■ Page text
+ + +
Still lots of overruns :frowning:
No more ideas…

Just trying to run your code. Learned a littel bit how to work in plain NETMF, only used Gadgeteer applications before.

@ Steph - in your reader you should read BytesToRead bytes. anything else is asking for trouble.

if you don’t receive anything for 3ms will your reader thread terminate?

@ Steph -
I have it running on my Cerbuino Bee. Can confirm the issue…

Hi,
did some search in the Internet.
You are not the first with a similar issue.

https://www.ghielectronics.com/community/forum/topic?id=5952

Here are buffer overrun errors, not buffer overflow errors.
These overrun errors may mean that the background processes of the firmware are to slow to catch the signals of the incoming data stream at the serial port. Then it would not be a problem of the application code but of the firmware/hardware-complex.

http://social.msdn.microsoft.com/Forums/vstudio/en-US/da50167c-cee5-440a-b4e1-5dcae3392ca5/serialport-overrun-errors

Made some tests with my “RS232 Gadgeteer <=> PC Round-n-Round” application on Cerbuino Bee with added Ethernet Module. Runs without errors but when the Ethernet gets plugged in there are data errors and the application freezes.
+ + +
■ Data for analysis
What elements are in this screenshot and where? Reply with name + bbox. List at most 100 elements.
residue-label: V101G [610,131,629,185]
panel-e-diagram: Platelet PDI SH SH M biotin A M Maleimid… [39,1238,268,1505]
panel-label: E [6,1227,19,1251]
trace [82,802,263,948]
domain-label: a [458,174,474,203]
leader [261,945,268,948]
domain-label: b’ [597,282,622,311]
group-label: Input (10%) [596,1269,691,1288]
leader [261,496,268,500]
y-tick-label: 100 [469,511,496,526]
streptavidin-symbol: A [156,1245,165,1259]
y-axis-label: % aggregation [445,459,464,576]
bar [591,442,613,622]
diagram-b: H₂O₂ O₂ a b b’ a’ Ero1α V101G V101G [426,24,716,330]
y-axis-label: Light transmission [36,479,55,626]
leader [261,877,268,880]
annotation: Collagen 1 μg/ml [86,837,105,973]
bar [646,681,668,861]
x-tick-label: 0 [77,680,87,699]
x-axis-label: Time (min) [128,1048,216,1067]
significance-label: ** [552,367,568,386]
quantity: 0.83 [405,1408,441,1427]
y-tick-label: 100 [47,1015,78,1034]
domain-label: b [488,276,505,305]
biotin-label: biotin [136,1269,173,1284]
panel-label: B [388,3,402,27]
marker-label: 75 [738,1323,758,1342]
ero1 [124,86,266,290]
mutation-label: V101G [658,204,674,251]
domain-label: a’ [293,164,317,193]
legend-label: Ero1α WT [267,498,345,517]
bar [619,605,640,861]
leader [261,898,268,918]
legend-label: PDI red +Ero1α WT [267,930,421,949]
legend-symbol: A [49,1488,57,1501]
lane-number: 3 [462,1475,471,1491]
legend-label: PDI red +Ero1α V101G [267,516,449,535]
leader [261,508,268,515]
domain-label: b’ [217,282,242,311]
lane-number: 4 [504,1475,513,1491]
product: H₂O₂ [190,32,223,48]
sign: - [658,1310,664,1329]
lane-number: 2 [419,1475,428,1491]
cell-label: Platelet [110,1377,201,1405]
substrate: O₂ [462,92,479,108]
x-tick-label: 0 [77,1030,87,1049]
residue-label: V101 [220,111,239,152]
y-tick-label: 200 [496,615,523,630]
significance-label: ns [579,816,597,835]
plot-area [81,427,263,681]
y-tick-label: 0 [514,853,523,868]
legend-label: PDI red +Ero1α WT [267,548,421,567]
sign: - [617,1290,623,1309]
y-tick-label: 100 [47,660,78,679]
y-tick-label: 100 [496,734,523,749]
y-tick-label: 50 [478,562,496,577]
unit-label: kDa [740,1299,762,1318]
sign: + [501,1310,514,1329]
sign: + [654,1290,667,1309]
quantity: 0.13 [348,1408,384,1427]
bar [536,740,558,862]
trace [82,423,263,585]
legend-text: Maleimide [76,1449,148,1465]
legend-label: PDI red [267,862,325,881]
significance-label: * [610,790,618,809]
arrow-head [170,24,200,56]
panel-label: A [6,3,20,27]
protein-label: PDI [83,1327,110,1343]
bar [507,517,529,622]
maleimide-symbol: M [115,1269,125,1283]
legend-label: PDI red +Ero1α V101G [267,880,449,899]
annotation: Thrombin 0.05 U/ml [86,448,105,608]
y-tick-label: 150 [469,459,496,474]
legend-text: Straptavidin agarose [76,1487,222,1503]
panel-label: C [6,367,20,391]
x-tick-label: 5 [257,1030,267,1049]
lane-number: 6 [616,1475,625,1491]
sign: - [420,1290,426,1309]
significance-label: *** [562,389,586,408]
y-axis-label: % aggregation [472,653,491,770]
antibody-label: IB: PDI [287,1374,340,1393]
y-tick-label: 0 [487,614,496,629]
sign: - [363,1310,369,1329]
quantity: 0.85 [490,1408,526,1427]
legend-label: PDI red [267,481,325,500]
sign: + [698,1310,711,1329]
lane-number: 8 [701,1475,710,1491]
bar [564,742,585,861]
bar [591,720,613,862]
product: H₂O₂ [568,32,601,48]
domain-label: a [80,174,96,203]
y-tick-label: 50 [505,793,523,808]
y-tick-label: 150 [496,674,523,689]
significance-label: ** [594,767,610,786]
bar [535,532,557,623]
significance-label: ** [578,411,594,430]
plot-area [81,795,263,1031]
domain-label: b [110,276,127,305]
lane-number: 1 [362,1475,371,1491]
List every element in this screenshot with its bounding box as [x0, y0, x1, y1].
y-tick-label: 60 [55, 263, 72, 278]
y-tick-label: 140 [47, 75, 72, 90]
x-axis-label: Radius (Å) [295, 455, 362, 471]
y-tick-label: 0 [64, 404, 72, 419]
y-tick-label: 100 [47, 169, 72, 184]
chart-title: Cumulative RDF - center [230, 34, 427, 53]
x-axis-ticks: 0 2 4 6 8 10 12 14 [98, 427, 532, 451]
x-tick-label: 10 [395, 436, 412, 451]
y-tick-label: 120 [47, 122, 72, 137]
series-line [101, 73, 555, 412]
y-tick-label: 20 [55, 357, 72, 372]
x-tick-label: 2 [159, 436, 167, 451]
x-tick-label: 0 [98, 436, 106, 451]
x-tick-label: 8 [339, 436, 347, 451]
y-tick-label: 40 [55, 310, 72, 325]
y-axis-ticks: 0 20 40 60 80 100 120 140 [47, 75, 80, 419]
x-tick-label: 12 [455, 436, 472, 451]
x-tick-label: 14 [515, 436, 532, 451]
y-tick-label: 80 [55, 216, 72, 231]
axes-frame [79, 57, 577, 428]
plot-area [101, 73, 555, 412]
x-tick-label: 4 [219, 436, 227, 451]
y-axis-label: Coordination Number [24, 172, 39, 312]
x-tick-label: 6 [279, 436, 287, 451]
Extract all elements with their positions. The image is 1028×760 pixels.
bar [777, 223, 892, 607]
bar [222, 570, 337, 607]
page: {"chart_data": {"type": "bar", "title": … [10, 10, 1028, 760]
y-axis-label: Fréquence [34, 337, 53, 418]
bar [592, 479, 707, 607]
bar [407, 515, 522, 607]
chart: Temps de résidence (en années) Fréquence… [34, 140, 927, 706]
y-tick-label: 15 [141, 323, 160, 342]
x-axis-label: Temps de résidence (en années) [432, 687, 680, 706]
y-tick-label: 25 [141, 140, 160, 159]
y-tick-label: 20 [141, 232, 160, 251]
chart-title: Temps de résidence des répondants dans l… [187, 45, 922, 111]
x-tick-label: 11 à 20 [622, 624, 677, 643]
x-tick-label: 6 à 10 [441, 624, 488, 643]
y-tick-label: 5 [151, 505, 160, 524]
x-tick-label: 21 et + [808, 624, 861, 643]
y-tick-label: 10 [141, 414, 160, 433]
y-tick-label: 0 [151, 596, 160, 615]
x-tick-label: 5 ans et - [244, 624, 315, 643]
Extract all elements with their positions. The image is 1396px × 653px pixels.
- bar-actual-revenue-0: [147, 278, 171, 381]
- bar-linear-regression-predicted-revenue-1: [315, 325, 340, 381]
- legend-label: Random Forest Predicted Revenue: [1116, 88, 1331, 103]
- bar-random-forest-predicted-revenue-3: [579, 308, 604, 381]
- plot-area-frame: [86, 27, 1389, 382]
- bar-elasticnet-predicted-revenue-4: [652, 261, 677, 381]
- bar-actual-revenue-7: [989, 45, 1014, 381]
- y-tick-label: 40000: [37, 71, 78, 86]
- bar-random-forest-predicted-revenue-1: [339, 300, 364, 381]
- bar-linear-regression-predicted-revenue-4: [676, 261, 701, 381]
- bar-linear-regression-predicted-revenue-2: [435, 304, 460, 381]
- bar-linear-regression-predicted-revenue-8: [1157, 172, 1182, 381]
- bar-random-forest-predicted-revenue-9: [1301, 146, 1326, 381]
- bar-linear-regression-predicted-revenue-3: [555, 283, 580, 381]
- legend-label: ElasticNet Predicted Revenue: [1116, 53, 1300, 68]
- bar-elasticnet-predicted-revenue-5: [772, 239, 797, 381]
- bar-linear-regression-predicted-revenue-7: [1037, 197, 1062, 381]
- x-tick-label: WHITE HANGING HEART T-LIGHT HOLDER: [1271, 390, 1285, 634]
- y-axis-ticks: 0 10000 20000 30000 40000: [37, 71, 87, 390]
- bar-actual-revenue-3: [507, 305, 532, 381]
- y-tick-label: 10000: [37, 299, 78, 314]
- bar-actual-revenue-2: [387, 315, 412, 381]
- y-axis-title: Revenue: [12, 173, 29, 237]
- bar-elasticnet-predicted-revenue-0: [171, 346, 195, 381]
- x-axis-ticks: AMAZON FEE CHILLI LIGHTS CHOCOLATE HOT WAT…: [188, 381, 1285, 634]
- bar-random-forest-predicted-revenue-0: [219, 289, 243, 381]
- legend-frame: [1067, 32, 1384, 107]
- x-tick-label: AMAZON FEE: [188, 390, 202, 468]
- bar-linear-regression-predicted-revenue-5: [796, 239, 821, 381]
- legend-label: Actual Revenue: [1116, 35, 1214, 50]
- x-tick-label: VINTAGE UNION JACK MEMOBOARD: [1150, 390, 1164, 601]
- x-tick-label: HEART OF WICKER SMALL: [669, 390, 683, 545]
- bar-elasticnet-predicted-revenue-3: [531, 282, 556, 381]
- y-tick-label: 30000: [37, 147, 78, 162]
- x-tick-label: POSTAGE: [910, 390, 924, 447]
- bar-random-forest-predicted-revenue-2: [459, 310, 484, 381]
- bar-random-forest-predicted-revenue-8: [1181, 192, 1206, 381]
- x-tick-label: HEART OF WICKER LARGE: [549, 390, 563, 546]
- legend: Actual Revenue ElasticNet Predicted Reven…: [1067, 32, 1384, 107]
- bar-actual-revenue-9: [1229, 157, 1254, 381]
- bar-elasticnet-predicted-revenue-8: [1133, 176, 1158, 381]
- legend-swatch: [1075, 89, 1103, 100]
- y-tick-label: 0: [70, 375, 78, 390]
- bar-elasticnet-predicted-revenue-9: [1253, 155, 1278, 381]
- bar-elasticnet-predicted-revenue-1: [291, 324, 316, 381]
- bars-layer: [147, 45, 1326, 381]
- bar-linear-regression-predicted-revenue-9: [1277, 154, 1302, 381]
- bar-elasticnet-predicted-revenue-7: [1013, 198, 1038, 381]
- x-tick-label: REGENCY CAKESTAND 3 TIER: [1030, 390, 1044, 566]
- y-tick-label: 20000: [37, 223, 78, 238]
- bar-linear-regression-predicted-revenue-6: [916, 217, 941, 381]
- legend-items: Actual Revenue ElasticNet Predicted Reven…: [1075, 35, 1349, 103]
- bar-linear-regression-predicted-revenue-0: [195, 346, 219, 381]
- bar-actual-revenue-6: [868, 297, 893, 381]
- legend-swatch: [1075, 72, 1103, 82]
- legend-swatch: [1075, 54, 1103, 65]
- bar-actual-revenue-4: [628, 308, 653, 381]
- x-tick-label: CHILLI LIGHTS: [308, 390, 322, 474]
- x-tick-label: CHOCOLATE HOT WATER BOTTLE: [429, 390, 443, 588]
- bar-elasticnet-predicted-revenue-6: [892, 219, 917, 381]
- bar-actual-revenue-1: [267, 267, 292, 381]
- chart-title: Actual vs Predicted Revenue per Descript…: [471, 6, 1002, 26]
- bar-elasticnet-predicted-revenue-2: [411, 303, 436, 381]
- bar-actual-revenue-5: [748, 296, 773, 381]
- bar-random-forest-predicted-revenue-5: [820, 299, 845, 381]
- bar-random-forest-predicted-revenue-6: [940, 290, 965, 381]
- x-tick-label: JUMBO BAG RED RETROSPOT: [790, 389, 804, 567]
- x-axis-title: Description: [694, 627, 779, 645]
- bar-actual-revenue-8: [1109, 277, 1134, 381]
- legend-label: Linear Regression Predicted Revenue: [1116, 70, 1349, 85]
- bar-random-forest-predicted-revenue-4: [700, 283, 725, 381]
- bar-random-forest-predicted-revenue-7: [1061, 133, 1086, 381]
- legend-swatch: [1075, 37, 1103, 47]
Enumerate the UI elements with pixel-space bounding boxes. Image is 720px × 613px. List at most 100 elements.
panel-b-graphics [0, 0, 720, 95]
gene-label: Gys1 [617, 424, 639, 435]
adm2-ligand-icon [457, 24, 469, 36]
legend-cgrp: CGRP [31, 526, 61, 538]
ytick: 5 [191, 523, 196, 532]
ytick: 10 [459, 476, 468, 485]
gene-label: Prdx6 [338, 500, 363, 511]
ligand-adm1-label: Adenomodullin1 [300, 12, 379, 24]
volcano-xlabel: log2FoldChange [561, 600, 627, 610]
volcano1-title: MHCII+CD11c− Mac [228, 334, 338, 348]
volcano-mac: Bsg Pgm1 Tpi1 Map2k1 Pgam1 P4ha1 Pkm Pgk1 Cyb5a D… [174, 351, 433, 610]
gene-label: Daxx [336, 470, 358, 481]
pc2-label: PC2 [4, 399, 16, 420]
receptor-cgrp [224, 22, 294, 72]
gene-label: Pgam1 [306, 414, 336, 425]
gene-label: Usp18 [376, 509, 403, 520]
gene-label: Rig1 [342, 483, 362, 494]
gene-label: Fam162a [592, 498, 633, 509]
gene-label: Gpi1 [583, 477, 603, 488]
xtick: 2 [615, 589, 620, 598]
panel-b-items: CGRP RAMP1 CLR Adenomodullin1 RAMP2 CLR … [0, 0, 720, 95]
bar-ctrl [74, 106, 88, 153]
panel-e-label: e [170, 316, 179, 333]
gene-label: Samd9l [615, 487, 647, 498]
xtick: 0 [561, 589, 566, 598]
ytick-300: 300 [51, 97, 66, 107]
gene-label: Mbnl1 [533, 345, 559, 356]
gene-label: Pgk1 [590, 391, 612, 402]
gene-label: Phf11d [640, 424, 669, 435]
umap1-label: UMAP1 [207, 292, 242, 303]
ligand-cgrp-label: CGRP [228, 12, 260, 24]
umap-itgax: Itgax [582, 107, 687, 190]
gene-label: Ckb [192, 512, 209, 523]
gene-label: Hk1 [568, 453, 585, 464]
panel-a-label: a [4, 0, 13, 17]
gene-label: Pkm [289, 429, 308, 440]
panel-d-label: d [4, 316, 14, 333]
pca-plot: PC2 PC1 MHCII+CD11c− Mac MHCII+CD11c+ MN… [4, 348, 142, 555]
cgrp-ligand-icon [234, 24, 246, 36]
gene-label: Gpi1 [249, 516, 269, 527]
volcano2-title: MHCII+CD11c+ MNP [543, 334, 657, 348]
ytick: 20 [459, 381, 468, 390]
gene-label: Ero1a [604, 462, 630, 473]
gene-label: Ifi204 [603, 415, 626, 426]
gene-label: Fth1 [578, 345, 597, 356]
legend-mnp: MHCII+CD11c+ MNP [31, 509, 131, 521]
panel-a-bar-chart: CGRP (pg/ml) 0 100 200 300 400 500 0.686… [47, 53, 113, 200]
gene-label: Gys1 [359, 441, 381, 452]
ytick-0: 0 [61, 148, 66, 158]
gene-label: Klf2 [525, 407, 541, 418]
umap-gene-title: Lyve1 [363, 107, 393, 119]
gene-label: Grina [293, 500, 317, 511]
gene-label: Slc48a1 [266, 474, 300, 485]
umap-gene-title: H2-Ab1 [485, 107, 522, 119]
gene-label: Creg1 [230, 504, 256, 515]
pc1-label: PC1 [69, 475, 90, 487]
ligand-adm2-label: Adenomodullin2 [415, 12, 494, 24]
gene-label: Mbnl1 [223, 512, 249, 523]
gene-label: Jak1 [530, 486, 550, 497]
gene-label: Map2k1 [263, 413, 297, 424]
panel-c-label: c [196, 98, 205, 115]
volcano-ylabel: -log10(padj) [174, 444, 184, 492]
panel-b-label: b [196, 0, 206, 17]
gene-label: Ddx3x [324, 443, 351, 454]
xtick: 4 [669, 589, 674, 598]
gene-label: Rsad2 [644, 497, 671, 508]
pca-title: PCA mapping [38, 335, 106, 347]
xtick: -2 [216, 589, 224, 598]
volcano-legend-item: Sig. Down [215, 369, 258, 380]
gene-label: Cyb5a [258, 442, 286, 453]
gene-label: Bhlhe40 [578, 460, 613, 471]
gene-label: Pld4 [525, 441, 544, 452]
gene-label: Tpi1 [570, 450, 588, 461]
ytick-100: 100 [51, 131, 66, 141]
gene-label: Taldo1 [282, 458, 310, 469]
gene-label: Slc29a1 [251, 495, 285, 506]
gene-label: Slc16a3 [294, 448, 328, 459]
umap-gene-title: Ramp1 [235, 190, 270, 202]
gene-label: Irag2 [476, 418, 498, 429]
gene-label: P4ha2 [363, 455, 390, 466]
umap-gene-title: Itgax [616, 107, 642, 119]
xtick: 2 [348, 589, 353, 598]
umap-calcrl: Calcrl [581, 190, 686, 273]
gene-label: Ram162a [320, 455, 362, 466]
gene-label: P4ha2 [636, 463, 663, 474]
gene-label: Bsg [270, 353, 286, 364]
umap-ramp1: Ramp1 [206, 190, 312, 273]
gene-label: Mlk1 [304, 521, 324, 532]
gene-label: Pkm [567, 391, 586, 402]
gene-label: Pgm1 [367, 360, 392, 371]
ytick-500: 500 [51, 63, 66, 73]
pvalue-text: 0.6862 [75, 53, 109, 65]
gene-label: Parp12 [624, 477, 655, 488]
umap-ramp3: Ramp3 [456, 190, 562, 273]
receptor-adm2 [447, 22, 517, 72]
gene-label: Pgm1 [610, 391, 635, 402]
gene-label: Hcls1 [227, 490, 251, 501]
+ + +
■ What this exercise asks
1. From the forum thread on serial overruns, reproduce the part that opens with the words containing "You are not" and closes with "of the firmware/hardware-complex.".
2. According to the forum thread on serial overruns, what happens when the Ethernet is plugged in during the "RS232 Gadgeteer <=> PC Round-n-Round" tests?
3. Carry the forum thread on serial overruns forward from where it stops.

■ Answers for the exercise
1.
You are not the first with a similar issue.

https://www.ghielectronics.com/community/forum/topic?id=5952

Here are buffer overrun errors, not buffer overflow errors.
These overrun errors may mean that the background processes of the firmware are to slow to catch the signals of the incoming data stream at the serial port. Then it would not be a problem of the application code but of the firmware/hardware-complex.

2. There are data errors and the application freezes.

3.
I think now somebody should show an example where serialPort and ethernet work together with no problems.

The ball is on your court, GHI ?

Hi RoSchmi,

That’s what I was afraid of. I hope it could be fixed, as part of the application is relaying data from serial port to ethernet…
I could develop and test on the raptor but the memory pressure is not exactly the same :slight_smile: , and such board if oversized for the final project.
Thanks for your support !

@ MIke : never had problem reading “too much” data. Maybe a little time lost while timing out on reception. Not shure, so I’ll test with the exact amount of data.
No, the reader thead will keep looping until the stopRequest WaitHandler is signaled (Set) somewhere else. Not used in the sample, but in the real app it’s how I control background threads or synchronize them.

Off for a few days (on the beach !) I don’t think the board would appreciate the sand or sea water… or that my wife would appreciate the board on holyday ;D

Have a good time!

Did anyone from GHI see this thread?
Are you going to have a look at this issue?

The problem is in the limited memory of the Cerberus. If we increase the buffer size for UART then we will be decreasing memory to everything else! Maybe we can determine a happy place in the middle but since every need is different, this is not going to be easy.

@ Gus - Thanks for your answer. I have thought that overruns would be more a matter of speed than of buffer size but I have not enough knowledge to enter a discussion. Ethernet and one serial port, at least with low baudrate, would be fine. I’m hopeful that you get it fixed. Enjoy your holiday.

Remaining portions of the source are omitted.